### Records from a collection
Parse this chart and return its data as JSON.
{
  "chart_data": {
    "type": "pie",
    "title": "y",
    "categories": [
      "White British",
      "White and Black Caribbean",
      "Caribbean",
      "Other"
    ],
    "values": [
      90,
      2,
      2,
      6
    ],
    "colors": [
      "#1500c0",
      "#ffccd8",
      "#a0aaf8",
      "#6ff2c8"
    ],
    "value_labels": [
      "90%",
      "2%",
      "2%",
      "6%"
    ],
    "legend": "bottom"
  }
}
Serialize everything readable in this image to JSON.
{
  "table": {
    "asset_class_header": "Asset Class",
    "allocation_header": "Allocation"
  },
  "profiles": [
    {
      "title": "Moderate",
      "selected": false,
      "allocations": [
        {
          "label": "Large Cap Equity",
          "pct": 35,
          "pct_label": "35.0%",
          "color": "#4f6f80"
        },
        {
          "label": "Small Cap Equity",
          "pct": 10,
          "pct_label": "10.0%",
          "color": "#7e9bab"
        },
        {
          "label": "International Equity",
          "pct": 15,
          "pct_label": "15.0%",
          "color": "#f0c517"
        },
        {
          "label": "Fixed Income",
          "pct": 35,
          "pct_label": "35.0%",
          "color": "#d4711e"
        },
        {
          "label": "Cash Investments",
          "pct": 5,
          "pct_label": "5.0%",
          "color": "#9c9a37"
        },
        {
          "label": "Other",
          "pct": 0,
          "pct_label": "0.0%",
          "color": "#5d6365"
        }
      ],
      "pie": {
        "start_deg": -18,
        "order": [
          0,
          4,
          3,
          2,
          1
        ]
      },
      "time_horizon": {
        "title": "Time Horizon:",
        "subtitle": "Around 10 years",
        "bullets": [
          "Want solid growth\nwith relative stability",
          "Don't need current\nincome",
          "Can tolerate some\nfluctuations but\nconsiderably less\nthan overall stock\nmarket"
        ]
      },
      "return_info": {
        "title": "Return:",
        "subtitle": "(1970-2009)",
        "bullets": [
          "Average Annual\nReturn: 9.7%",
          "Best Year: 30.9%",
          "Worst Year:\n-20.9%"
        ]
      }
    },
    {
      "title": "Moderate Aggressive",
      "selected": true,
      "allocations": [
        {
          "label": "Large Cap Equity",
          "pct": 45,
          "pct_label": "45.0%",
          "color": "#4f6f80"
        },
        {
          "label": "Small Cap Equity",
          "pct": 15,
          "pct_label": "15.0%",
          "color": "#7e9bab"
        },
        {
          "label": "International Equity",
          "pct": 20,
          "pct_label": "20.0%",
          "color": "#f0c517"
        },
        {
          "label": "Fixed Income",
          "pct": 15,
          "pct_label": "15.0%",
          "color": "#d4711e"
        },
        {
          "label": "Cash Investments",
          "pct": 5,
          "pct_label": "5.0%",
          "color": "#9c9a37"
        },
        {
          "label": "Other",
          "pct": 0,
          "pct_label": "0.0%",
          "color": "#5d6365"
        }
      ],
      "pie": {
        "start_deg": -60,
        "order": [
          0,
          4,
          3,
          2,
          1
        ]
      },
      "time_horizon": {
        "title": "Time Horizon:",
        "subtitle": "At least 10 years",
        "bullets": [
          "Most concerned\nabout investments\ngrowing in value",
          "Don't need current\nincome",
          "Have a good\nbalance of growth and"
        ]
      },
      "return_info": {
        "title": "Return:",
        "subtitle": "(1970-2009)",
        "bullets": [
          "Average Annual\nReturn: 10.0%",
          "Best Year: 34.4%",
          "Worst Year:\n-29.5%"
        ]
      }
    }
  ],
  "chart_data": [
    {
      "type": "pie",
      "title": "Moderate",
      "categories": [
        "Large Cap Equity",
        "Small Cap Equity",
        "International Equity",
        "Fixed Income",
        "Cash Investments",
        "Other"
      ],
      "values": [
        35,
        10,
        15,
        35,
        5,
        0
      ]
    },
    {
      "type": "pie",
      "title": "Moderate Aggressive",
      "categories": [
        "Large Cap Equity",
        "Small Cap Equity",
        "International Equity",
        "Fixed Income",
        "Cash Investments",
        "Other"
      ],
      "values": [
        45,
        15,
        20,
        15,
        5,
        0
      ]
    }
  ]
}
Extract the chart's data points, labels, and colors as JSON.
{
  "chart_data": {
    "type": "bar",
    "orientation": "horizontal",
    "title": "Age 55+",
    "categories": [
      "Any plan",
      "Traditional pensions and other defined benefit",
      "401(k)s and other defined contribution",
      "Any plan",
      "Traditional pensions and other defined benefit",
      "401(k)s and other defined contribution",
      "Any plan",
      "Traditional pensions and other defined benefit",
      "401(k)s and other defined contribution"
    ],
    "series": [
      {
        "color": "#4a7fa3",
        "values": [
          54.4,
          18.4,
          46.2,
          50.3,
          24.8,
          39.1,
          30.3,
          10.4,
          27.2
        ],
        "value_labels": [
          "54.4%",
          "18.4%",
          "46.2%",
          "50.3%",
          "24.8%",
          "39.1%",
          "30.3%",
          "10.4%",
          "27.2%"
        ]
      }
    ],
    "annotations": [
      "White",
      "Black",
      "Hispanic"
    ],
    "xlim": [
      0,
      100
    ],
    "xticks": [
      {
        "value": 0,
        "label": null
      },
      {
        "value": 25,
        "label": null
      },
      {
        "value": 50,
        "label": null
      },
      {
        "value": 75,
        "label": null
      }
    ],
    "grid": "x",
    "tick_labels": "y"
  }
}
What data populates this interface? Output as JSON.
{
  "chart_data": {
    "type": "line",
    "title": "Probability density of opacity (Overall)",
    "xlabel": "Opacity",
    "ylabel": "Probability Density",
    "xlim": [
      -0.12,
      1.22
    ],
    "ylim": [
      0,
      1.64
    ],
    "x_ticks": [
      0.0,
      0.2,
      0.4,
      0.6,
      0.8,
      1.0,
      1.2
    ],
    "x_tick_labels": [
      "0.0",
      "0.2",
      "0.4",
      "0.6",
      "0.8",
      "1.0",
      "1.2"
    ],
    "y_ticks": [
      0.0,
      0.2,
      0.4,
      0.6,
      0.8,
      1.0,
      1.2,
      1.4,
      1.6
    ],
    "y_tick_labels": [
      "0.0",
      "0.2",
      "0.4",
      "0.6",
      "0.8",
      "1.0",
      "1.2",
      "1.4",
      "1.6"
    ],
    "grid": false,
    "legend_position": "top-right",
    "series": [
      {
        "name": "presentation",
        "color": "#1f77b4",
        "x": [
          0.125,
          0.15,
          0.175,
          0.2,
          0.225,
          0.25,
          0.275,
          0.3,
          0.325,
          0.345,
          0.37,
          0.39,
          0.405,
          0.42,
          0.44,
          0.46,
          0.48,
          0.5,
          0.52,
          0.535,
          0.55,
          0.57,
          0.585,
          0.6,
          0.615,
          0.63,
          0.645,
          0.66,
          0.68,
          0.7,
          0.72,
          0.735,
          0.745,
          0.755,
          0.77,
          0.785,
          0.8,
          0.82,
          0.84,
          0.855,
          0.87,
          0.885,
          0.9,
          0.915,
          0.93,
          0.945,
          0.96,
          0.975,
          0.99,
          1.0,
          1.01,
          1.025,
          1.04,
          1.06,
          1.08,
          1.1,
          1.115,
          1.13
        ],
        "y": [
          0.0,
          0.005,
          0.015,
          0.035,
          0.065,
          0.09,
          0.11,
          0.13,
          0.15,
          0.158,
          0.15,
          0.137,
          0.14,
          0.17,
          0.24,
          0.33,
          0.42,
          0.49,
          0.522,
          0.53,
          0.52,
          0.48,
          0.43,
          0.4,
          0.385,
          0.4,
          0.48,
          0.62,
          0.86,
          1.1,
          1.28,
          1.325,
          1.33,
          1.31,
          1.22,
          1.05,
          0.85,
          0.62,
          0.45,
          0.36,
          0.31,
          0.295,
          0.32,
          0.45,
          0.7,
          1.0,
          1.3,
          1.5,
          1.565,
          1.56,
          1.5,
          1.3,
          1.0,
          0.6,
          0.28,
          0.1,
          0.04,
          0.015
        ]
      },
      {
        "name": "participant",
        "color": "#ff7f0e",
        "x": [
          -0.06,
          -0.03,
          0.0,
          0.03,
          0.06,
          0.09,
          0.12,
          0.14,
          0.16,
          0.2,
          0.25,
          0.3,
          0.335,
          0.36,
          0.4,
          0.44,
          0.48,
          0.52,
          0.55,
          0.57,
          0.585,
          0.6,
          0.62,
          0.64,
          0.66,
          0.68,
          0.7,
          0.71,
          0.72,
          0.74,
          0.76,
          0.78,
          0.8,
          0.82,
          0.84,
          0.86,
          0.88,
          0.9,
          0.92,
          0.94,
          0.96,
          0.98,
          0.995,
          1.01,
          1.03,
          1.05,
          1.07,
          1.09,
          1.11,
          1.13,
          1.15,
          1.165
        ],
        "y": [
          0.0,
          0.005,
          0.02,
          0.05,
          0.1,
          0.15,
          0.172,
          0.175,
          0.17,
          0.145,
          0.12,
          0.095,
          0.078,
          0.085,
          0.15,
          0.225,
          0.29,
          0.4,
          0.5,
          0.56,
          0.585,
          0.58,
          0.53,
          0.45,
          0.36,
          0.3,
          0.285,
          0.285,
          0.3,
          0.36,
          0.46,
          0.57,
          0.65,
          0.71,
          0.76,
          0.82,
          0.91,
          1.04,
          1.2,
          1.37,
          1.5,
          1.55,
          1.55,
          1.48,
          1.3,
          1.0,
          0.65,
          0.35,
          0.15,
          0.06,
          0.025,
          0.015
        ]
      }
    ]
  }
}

### Task description
Which lines hold the word "nReturn"? Show each one.

### Output
          "Average Annual\nReturn: 9.7%",
          "Average Annual\nReturn: 10.0%",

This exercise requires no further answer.